(Stored data entries)
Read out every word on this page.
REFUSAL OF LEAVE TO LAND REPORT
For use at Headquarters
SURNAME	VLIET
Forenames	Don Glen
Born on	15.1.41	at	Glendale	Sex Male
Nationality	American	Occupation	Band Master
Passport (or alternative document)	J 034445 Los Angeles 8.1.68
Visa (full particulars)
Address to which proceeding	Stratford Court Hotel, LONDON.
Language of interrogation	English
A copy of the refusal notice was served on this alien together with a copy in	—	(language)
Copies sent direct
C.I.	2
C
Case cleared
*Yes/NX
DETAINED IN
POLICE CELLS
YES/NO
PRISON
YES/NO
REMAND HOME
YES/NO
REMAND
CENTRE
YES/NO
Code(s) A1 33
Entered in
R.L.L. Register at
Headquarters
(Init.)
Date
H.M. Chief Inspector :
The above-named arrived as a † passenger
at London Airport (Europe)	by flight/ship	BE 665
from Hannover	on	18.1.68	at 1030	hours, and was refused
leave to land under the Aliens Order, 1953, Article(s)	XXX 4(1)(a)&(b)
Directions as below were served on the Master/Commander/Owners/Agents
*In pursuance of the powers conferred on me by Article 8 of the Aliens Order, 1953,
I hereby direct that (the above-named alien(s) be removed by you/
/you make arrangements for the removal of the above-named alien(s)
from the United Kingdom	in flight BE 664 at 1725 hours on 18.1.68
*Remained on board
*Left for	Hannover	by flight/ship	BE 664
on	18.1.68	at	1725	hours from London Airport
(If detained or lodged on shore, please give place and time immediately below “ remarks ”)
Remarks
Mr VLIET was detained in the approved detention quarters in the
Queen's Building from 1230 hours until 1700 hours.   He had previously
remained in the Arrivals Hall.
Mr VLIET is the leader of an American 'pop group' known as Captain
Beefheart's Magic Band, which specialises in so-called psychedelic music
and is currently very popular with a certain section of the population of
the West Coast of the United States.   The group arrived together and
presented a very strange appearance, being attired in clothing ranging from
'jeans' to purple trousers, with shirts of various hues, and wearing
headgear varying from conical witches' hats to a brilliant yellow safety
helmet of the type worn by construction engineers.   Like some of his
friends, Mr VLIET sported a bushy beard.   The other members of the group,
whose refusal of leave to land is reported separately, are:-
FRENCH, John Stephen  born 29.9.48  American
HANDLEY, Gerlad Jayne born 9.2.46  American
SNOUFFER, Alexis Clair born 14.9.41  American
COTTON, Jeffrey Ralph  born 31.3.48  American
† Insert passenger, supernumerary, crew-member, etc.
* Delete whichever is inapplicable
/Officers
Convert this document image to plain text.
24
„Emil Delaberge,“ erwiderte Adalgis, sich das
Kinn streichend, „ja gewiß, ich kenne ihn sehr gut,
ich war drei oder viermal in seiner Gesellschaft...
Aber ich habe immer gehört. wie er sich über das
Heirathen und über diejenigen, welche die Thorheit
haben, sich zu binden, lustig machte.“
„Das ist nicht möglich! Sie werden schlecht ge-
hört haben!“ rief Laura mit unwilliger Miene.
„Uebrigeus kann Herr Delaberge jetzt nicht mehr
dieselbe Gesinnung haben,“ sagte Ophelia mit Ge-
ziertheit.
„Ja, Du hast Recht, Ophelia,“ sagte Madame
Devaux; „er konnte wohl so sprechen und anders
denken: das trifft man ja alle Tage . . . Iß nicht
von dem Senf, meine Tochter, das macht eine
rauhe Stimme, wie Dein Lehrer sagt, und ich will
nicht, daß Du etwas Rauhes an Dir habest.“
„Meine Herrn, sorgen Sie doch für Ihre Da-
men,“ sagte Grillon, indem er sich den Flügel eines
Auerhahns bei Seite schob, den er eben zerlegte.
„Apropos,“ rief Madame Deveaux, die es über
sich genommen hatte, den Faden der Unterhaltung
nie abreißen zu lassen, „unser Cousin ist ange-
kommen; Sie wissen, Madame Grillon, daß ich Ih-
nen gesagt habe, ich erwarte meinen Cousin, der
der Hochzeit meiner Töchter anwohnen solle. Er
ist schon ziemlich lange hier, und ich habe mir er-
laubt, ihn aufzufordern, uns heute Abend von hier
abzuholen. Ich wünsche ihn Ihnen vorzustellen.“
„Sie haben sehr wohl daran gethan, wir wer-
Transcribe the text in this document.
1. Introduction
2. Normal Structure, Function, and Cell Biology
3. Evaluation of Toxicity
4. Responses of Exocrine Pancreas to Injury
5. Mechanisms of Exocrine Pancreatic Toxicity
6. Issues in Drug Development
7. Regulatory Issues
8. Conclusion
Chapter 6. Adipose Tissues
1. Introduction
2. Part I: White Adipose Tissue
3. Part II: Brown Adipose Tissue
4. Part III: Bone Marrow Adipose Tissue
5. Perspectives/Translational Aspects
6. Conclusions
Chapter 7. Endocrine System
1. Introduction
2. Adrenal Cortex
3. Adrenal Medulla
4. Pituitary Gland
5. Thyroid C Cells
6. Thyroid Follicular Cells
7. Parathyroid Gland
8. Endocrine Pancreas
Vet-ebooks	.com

■ TASK OBJECTIVE ■
All entries above are to be repeated verbatim, down to the last line.

■ REPLY TO THE TASK ■
Read out every word on this page.
REFUSAL OF LEAVE TO LAND REPORT
For use at Headquarters
SURNAME	VLIET
Forenames	Don Glen
Born on	15.1.41	at	Glendale	Sex Male
Nationality	American	Occupation	Band Master
Passport (or alternative document)	J 034445 Los Angeles 8.1.68
Visa (full particulars)
Address to which proceeding	Stratford Court Hotel, LONDON.
Language of interrogation	English
A copy of the refusal notice was served on this alien together with a copy in	—	(language)
Copies sent direct
C.I.	2
C
Case cleared
*Yes/NX
DETAINED IN
POLICE CELLS
YES/NO
PRISON
YES/NO
REMAND HOME
YES/NO
REMAND
CENTRE
YES/NO
Code(s) A1 33
Entered in
R.L.L. Register at
Headquarters
(Init.)
Date
H.M. Chief Inspector :
The above-named arrived as a † passenger
at London Airport (Europe)	by flight/ship	BE 665
from Hannover	on	18.1.68	at 1030	hours, and was refused
leave to land under the Aliens Order, 1953, Article(s)	XXX 4(1)(a)&(b)
Directions as below were served on the Master/Commander/Owners/Agents
*In pursuance of the powers conferred on me by Article 8 of the Aliens Order, 1953,
I hereby direct that (the above-named alien(s) be removed by you/
/you make arrangements for the removal of the above-named alien(s)
from the United Kingdom	in flight BE 664 at 1725 hours on 18.1.68
*Remained on board
*Left for	Hannover	by flight/ship	BE 664
on	18.1.68	at	1725	hours from London Airport
(If detained or lodged on shore, please give place and time immediately below “ remarks ”)
Remarks
Mr VLIET was detained in the approved detention quarters in the
Queen's Building from 1230 hours until 1700 hours.   He had previously
remained in the Arrivals Hall.
Mr VLIET is the leader of an American 'pop group' known as Captain
Beefheart's Magic Band, which specialises in so-called psychedelic music
and is currently very popular with a certain section of the population of
the West Coast of the United States.   The group arrived together and
presented a very strange appearance, being attired in clothing ranging from
'jeans' to purple trousers, with shirts of various hues, and wearing
headgear varying from conical witches' hats to a brilliant yellow safety
helmet of the type worn by construction engineers.   Like some of his
friends, Mr VLIET sported a bushy beard.   The other members of the group,
whose refusal of leave to land is reported separately, are:-
FRENCH, John Stephen  born 29.9.48  American
HANDLEY, Gerlad Jayne born 9.2.46  American
SNOUFFER, Alexis Clair born 14.9.41  American
COTTON, Jeffrey Ralph  born 31.3.48  American
† Insert passenger, supernumerary, crew-member, etc.
* Delete whichever is inapplicable
/Officers
Convert this document image to plain text.
24
„Emil Delaberge,“ erwiderte Adalgis, sich das
Kinn streichend, „ja gewiß, ich kenne ihn sehr gut,
ich war drei oder viermal in seiner Gesellschaft...
Aber ich habe immer gehört. wie er sich über das
Heirathen und über diejenigen, welche die Thorheit
haben, sich zu binden, lustig machte.“
„Das ist nicht möglich! Sie werden schlecht ge-
hört haben!“ rief Laura mit unwilliger Miene.
„Uebrigeus kann Herr Delaberge jetzt nicht mehr
dieselbe Gesinnung haben,“ sagte Ophelia mit Ge-
ziertheit.
„Ja, Du hast Recht, Ophelia,“ sagte Madame
Devaux; „er konnte wohl so sprechen und anders
denken: das trifft man ja alle Tage . . . Iß nicht
von dem Senf, meine Tochter, das macht eine
rauhe Stimme, wie Dein Lehrer sagt, und ich will
nicht, daß Du etwas Rauhes an Dir habest.“
„Meine Herrn, sorgen Sie doch für Ihre Da-
men,“ sagte Grillon, indem er sich den Flügel eines
Auerhahns bei Seite schob, den er eben zerlegte.
„Apropos,“ rief Madame Deveaux, die es über
sich genommen hatte, den Faden der Unterhaltung
nie abreißen zu lassen, „unser Cousin ist ange-
kommen; Sie wissen, Madame Grillon, daß ich Ih-
nen gesagt habe, ich erwarte meinen Cousin, der
der Hochzeit meiner Töchter anwohnen solle. Er
ist schon ziemlich lange hier, und ich habe mir er-
laubt, ihn aufzufordern, uns heute Abend von hier
abzuholen. Ich wünsche ihn Ihnen vorzustellen.“
„Sie haben sehr wohl daran gethan, wir wer-
Transcribe the text in this document.
1. Introduction
2. Normal Structure, Function, and Cell Biology
3. Evaluation of Toxicity
4. Responses of Exocrine Pancreas to Injury
5. Mechanisms of Exocrine Pancreatic Toxicity
6. Issues in Drug Development
7. Regulatory Issues
8. Conclusion
Chapter 6. Adipose Tissues
1. Introduction
2. Part I: White Adipose Tissue
3. Part II: Brown Adipose Tissue
4. Part III: Bone Marrow Adipose Tissue
5. Perspectives/Translational Aspects
6. Conclusions
Chapter 7. Endocrine System
1. Introduction
2. Adrenal Cortex
3. Adrenal Medulla
4. Pituitary Gland
5. Thyroid C Cells
6. Thyroid Follicular Cells
7. Parathyroid Gland
8. Endocrine Pancreas
Vet-ebooks	.com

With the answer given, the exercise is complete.